### Given request
Set down every line of the items below verbatim, keeping their order and changing nothing.

[BEGIN Data rows]

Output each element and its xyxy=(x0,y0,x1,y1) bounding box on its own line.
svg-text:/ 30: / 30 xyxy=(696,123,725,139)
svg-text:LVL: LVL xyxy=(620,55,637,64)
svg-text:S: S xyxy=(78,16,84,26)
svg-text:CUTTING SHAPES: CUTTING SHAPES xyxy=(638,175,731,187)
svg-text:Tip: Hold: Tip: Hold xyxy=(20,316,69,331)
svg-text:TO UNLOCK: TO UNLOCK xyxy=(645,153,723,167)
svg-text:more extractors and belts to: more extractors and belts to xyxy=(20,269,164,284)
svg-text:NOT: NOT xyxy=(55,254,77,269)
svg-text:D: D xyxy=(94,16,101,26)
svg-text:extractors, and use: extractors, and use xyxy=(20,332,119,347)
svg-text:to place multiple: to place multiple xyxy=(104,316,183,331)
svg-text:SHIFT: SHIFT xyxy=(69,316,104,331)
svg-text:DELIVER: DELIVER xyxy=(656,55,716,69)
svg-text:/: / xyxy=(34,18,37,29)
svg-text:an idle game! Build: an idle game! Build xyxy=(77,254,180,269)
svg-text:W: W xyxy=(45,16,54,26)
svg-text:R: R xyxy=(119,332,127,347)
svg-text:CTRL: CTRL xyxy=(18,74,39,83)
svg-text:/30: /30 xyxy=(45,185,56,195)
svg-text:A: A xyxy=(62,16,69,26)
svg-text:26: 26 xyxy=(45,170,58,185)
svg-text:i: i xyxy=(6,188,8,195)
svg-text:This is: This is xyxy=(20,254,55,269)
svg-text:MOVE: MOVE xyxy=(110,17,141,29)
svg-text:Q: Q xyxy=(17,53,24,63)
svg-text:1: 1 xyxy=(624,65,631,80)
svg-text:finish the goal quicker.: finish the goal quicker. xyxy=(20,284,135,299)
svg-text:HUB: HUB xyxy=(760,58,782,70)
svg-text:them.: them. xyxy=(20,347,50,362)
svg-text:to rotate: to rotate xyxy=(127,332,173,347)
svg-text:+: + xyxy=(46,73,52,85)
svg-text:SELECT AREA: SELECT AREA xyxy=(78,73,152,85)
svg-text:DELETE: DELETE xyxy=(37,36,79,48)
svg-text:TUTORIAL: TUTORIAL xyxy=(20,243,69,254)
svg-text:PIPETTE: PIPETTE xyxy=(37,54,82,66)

[END Data rows]

### Right answer
Output each element and its xyxy=(x0,y0,x1,y1) bounding box on its own line.
svg-text:/ 30: / 30 xyxy=(696,123,725,139)
svg-text:LVL: LVL xyxy=(620,55,637,64)
svg-text:S: S xyxy=(78,16,84,26)
svg-text:CUTTING SHAPES: CUTTING SHAPES xyxy=(638,175,731,187)
svg-text:Tip: Hold: Tip: Hold xyxy=(20,316,69,331)
svg-text:TO UNLOCK: TO UNLOCK xyxy=(645,153,723,167)
svg-text:more extractors and belts to: more extractors and belts to xyxy=(20,269,164,284)
svg-text:NOT: NOT xyxy=(55,254,77,269)
svg-text:D: D xyxy=(94,16,101,26)
svg-text:extractors, and use: extractors, and use xyxy=(20,332,119,347)
svg-text:to place multiple: to place multiple xyxy=(104,316,183,331)
svg-text:SHIFT: SHIFT xyxy=(69,316,104,331)
svg-text:DELIVER: DELIVER xyxy=(656,55,716,69)
svg-text:/: / xyxy=(34,18,37,29)
svg-text:an idle game! Build: an idle game! Build xyxy=(77,254,180,269)
svg-text:W: W xyxy=(45,16,54,26)
svg-text:R: R xyxy=(119,332,127,347)
svg-text:CTRL: CTRL xyxy=(18,74,39,83)
svg-text:/30: /30 xyxy=(45,185,56,195)
svg-text:A: A xyxy=(62,16,69,26)
svg-text:26: 26 xyxy=(45,170,58,185)
svg-text:i: i xyxy=(6,188,8,195)
svg-text:This is: This is xyxy=(20,254,55,269)
svg-text:MOVE: MOVE xyxy=(110,17,141,29)
svg-text:Q: Q xyxy=(17,53,24,63)
svg-text:1: 1 xyxy=(624,65,631,80)
svg-text:finish the goal quicker.: finish the goal quicker. xyxy=(20,284,135,299)
svg-text:HUB: HUB xyxy=(760,58,782,70)
svg-text:them.: them. xyxy=(20,347,50,362)
svg-text:to rotate: to rotate xyxy=(127,332,173,347)
svg-text:+: + xyxy=(46,73,52,85)
svg-text:SELECT AREA: SELECT AREA xyxy=(78,73,152,85)
svg-text:DELETE: DELETE xyxy=(37,36,79,48)
svg-text:TUTORIAL: TUTORIAL xyxy=(20,243,69,254)
svg-text:PIPETTE: PIPETTE xyxy=(37,54,82,66)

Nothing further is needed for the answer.